Transcribe the listing in full, excluding any pictures.

---------- MATERIAL

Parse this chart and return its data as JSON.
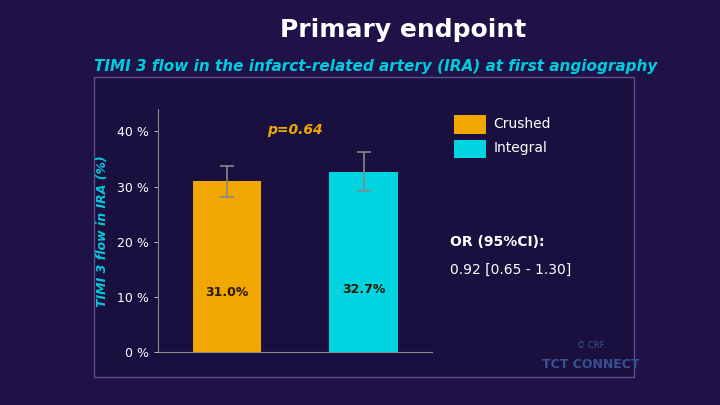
{
  "title": "Primary endpoint",
  "subtitle": "TIMI 3 flow in the infarct-related artery (IRA) at first angiography",
  "background_color": "#1e1248",
  "chart_panel_color": "#1a1040",
  "chart_bg_color": "#1e1450",
  "chart_border_color": "#5a5090",
  "bars": [
    {
      "label": "Crushed",
      "value": 31.0,
      "color": "#f0a800",
      "error": 2.8
    },
    {
      "label": "Integral",
      "value": 32.7,
      "color": "#00d4e0",
      "error": 3.5
    }
  ],
  "ylabel": "TIMI 3 flow in IRA (%)",
  "ylim": [
    0,
    44
  ],
  "yticks": [
    0,
    10,
    20,
    30,
    40
  ],
  "ytick_labels": [
    "0 %",
    "10 %",
    "20 %",
    "30 %",
    "40 %"
  ],
  "p_value_text": "p=0.64",
  "p_value_color": "#f0a800",
  "or_line1": "OR (95%CI):",
  "or_line2": "0.92 [0.65 - 1.30]",
  "or_text_color": "#ffffff",
  "title_color": "#ffffff",
  "subtitle_color": "#00ccdd",
  "ylabel_color": "#00ccdd",
  "tick_color": "#ffffff",
  "bar_label_color": "#2a1800",
  "legend_labels": [
    "Crushed",
    "Integral"
  ],
  "legend_colors": [
    "#f0a800",
    "#00d4e0"
  ],
  "title_fontsize": 18,
  "subtitle_fontsize": 11,
  "ylabel_fontsize": 9,
  "tick_fontsize": 9,
  "bar_label_fontsize": 9,
  "p_value_fontsize": 10,
  "or_fontsize": 10,
  "legend_fontsize": 10,
  "tct_color": "#3a5090",
  "crf_color": "#3a5090"
}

--------------------

▶ FULL RESPONSE
Parse this chart and return its data as JSON.
{
  "title": "Primary endpoint",
  "subtitle": "TIMI 3 flow in the infarct-related artery (IRA) at first angiography",
  "background_color": "#1e1248",
  "chart_panel_color": "#1a1040",
  "chart_bg_color": "#1e1450",
  "chart_border_color": "#5a5090",
  "bars": [
    {
      "label": "Crushed",
      "value": 31.0,
      "color": "#f0a800",
      "error": 2.8
    },
    {
      "label": "Integral",
      "value": 32.7,
      "color": "#00d4e0",
      "error": 3.5
    }
  ],
  "ylabel": "TIMI 3 flow in IRA (%)",
  "ylim": [
    0,
    44
  ],
  "yticks": [
    0,
    10,
    20,
    30,
    40
  ],
  "ytick_labels": [
    "0 %",
    "10 %",
    "20 %",
    "30 %",
    "40 %"
  ],
  "p_value_text": "p=0.64",
  "p_value_color": "#f0a800",
  "or_line1": "OR (95%CI):",
  "or_line2": "0.92 [0.65 - 1.30]",
  "or_text_color": "#ffffff",
  "title_color": "#ffffff",
  "subtitle_color": "#00ccdd",
  "ylabel_color": "#00ccdd",
  "tick_color": "#ffffff",
  "bar_label_color": "#2a1800",
  "legend_labels": [
    "Crushed",
    "Integral"
  ],
  "legend_colors": [
    "#f0a800",
    "#00d4e0"
  ],
  "title_fontsize": 18,
  "subtitle_fontsize": 11,
  "ylabel_fontsize": 9,
  "tick_fontsize": 9,
  "bar_label_fontsize": 9,
  "p_value_fontsize": 10,
  "or_fontsize": 10,
  "legend_fontsize": 10,
  "tct_color": "#3a5090",
  "crf_color": "#3a5090"
}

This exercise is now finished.